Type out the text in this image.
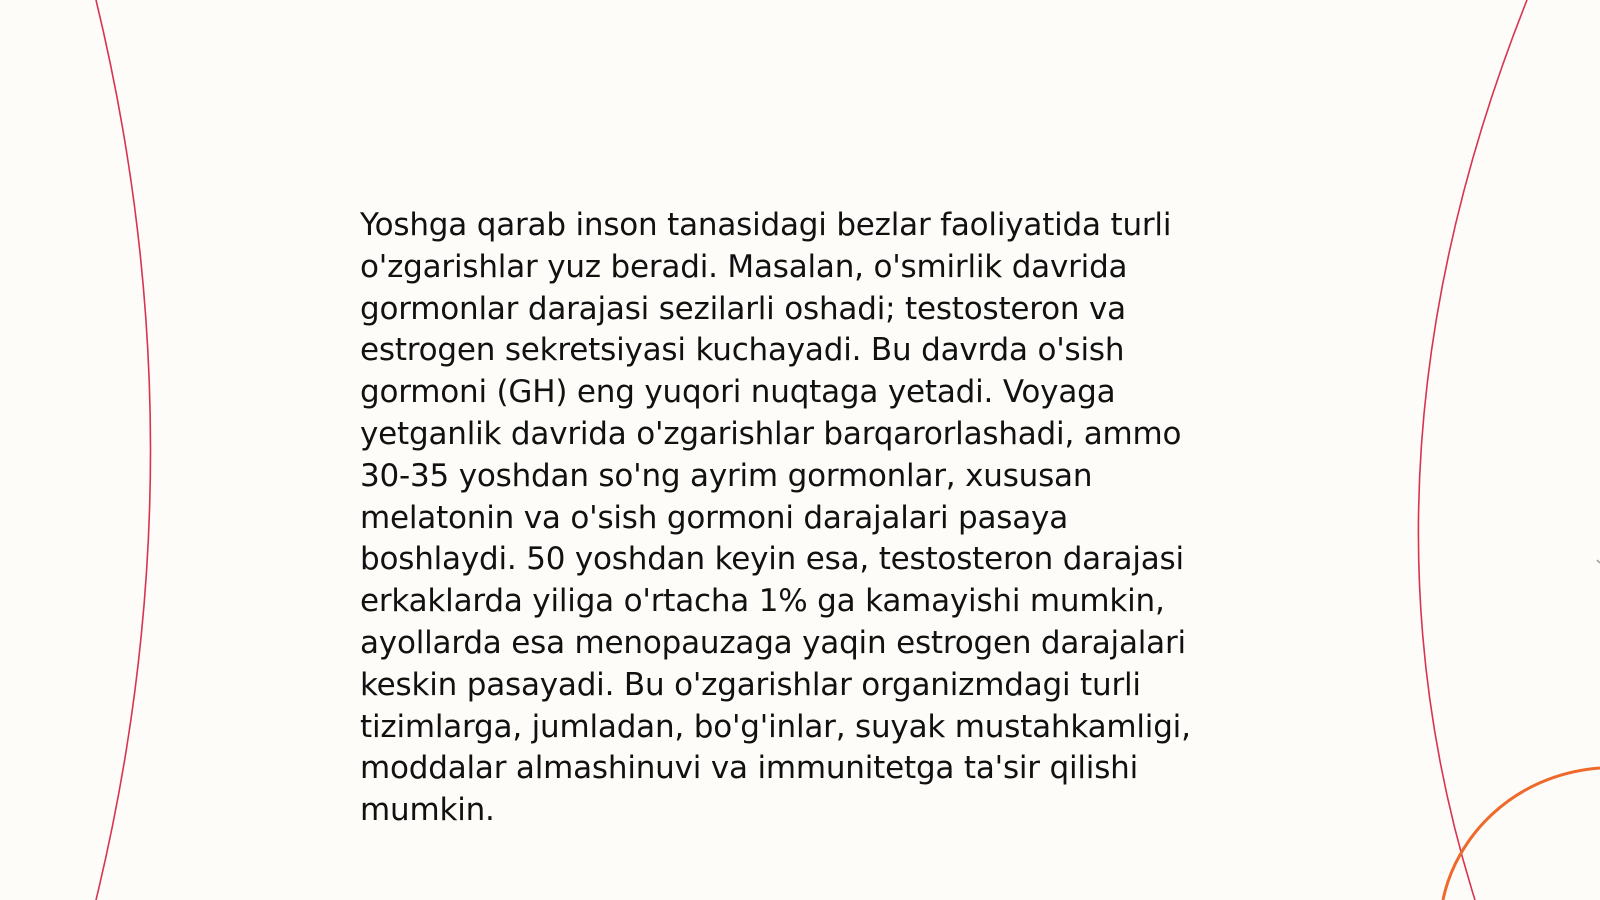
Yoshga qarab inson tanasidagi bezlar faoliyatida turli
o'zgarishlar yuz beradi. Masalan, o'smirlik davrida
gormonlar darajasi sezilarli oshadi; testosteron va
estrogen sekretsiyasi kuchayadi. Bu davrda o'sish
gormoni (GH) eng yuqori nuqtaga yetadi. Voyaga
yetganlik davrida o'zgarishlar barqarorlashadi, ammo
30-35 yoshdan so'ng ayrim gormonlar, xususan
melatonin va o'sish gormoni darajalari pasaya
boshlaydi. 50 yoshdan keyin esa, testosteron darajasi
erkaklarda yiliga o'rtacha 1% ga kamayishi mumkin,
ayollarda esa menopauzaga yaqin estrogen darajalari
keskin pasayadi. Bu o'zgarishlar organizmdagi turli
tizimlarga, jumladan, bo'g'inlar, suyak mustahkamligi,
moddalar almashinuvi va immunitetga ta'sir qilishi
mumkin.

__________

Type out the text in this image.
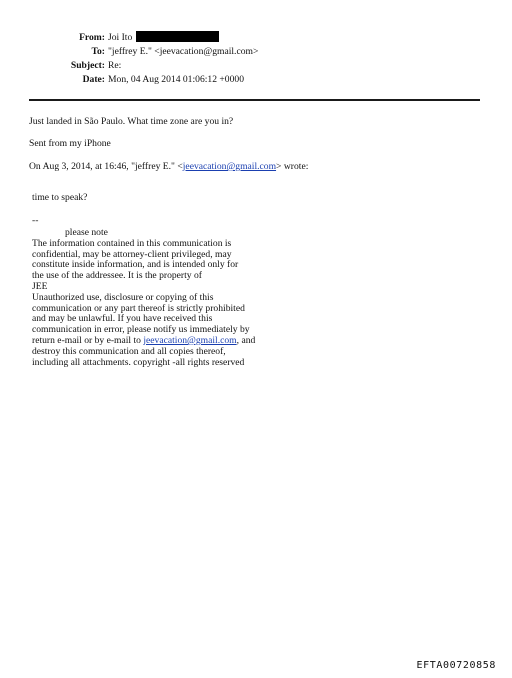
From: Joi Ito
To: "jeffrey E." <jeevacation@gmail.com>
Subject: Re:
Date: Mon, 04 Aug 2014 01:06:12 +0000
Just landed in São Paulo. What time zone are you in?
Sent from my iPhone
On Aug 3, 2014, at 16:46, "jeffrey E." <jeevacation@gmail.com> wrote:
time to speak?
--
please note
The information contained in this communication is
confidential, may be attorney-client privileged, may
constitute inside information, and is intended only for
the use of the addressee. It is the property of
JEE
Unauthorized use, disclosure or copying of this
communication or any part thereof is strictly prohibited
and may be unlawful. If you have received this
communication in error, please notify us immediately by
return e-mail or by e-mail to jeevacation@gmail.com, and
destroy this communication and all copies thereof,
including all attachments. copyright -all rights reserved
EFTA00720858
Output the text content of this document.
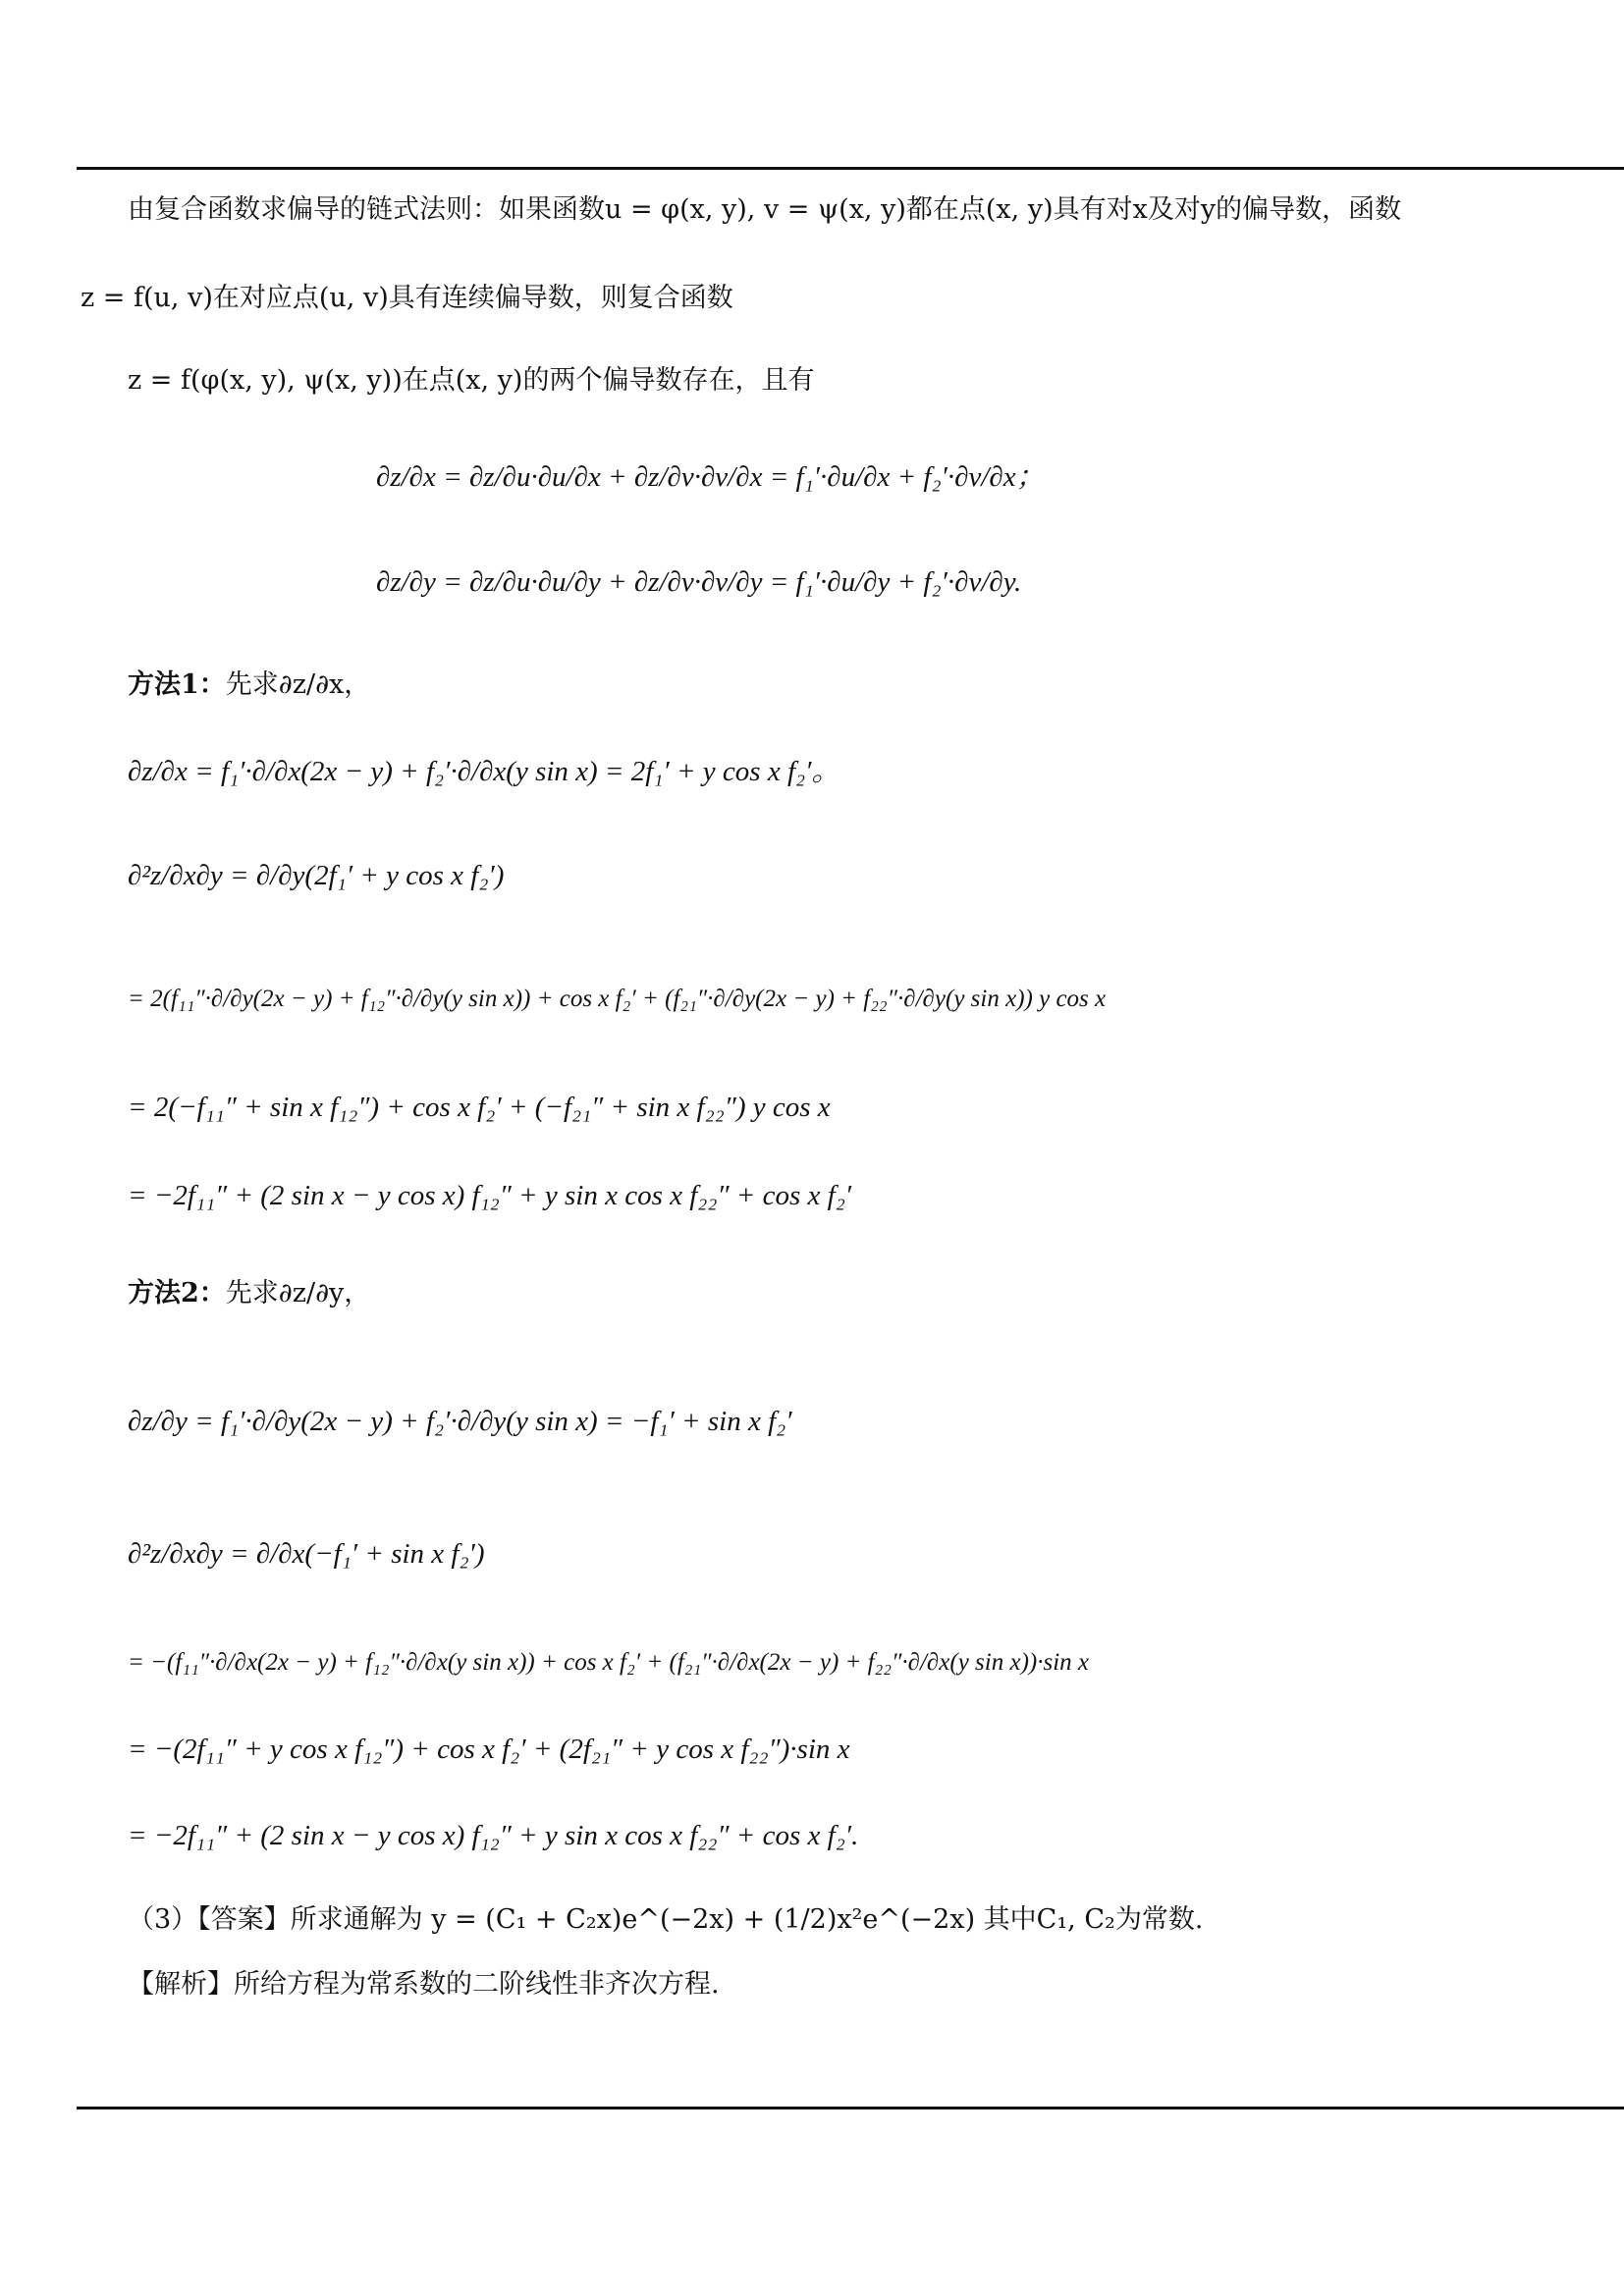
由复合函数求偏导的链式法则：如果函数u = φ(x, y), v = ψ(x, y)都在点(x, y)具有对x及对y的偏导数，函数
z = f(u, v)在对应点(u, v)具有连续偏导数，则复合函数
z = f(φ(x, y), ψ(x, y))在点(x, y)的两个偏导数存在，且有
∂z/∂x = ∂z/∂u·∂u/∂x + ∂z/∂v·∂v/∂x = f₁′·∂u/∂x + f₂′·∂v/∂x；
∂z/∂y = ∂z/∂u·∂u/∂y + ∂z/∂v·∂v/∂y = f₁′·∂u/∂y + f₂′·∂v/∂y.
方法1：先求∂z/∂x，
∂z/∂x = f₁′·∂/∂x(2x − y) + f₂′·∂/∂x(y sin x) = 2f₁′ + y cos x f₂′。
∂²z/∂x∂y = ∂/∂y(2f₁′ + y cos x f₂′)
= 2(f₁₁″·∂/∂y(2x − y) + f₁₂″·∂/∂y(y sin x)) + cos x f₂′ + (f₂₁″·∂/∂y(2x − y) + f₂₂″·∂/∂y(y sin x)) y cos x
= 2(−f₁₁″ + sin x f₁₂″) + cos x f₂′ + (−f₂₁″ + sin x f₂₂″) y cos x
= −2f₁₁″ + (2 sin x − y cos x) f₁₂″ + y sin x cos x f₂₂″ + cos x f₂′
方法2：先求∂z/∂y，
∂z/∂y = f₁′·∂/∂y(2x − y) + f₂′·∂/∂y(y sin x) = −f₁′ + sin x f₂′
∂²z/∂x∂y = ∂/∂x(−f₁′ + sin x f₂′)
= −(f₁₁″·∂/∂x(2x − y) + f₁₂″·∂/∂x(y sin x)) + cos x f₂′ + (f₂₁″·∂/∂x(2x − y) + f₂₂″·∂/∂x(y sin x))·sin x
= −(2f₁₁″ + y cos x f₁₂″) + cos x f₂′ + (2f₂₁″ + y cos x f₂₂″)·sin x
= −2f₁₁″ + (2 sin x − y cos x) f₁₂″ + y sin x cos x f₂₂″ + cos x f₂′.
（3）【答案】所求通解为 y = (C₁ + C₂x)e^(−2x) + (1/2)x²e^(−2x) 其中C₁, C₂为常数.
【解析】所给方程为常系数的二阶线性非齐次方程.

__________

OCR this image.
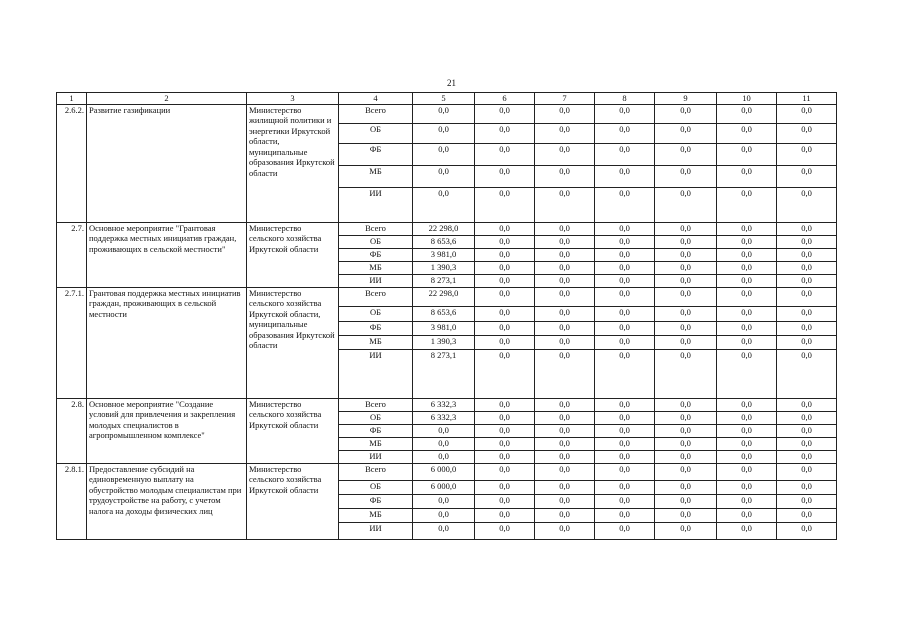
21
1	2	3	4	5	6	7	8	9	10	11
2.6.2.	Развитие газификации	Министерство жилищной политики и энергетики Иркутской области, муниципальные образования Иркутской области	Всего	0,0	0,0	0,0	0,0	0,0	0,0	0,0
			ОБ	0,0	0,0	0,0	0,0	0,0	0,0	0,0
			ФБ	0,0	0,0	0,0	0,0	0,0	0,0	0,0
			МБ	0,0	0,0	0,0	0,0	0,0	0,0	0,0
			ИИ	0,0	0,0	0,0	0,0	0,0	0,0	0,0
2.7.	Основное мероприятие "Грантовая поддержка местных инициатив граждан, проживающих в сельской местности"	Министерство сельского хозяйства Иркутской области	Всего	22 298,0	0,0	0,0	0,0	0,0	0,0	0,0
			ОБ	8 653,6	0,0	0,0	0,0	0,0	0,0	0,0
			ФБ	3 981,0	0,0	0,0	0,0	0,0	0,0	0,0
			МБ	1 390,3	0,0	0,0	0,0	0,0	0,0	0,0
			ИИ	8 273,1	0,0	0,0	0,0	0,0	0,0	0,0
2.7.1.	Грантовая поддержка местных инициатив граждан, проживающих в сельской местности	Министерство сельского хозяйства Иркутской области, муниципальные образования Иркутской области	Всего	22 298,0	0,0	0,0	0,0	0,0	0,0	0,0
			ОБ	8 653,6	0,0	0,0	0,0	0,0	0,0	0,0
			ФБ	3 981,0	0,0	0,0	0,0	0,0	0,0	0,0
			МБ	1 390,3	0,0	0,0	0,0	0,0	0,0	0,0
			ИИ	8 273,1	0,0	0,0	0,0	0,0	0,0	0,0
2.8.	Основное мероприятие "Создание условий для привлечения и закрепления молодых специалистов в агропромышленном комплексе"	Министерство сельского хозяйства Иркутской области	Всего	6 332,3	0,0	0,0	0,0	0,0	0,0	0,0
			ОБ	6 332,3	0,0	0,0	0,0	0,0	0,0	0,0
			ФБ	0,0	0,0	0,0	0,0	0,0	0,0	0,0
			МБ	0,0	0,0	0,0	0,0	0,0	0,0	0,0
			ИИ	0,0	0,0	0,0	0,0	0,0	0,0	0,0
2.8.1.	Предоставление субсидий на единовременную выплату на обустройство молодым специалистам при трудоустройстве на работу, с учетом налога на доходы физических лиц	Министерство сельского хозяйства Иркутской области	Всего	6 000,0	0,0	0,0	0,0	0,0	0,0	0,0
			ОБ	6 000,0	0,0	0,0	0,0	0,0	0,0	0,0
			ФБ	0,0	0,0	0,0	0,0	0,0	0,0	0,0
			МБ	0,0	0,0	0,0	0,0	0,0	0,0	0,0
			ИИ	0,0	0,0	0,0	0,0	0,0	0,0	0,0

__________

- Directive: From the data above, gather every line that includes the word "sish".

- Solved exercise:
estrogen sekretsiyasi kuchayadi. Bu davrda o'sish
melatonin va o'sish gormoni darajalari pasaya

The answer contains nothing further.